■ Given problem
Gather, from the data below, each line in which the word "happier" occurs.

Data listing
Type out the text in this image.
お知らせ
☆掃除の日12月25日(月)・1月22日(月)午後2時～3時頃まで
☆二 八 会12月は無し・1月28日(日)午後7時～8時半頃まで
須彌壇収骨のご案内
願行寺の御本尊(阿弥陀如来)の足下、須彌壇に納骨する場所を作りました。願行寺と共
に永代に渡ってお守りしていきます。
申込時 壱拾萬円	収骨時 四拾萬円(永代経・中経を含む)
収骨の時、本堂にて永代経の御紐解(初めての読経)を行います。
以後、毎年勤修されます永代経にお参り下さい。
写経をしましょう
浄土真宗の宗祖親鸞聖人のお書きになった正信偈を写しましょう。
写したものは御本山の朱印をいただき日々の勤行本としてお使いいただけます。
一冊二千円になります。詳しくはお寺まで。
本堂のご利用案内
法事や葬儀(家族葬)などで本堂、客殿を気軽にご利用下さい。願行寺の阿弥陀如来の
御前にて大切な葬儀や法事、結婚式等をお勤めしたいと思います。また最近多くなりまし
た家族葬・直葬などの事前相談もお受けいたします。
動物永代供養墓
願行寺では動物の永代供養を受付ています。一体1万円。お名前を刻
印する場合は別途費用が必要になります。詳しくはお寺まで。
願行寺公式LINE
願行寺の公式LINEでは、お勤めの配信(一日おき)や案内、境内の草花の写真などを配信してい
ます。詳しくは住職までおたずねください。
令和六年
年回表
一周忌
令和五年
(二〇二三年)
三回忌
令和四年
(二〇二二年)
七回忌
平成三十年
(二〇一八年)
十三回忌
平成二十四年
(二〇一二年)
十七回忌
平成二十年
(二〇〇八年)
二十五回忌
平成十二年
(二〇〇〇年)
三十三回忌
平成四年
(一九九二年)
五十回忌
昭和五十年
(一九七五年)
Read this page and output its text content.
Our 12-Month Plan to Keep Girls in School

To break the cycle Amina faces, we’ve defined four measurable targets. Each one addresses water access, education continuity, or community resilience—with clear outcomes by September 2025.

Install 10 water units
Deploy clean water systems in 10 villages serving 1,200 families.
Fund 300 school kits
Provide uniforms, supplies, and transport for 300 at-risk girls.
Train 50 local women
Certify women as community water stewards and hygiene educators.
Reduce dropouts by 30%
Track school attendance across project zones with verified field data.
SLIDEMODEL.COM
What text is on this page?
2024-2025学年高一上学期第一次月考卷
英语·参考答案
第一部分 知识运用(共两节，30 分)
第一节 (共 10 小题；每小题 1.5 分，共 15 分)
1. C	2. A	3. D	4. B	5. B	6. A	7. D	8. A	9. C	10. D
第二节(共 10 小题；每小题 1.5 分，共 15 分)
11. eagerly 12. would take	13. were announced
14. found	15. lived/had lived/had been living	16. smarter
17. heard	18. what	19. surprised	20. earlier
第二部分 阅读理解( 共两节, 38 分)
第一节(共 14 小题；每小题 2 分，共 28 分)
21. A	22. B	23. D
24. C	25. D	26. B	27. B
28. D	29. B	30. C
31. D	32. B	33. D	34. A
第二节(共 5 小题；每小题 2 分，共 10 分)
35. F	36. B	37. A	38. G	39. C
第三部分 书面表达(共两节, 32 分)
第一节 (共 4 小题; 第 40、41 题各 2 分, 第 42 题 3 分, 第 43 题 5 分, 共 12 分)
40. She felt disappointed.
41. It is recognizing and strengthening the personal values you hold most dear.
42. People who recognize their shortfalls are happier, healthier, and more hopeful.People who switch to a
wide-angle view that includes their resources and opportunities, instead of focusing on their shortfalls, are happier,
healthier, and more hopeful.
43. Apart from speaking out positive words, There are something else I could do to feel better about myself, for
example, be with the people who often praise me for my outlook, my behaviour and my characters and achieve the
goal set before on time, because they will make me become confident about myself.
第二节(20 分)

■ Exercise answer
42. People who recognize their shortfalls are happier, healthier, and more hopeful.People who switch to a
wide-angle view that includes their resources and opportunities, instead of focusing on their shortfalls, are happier,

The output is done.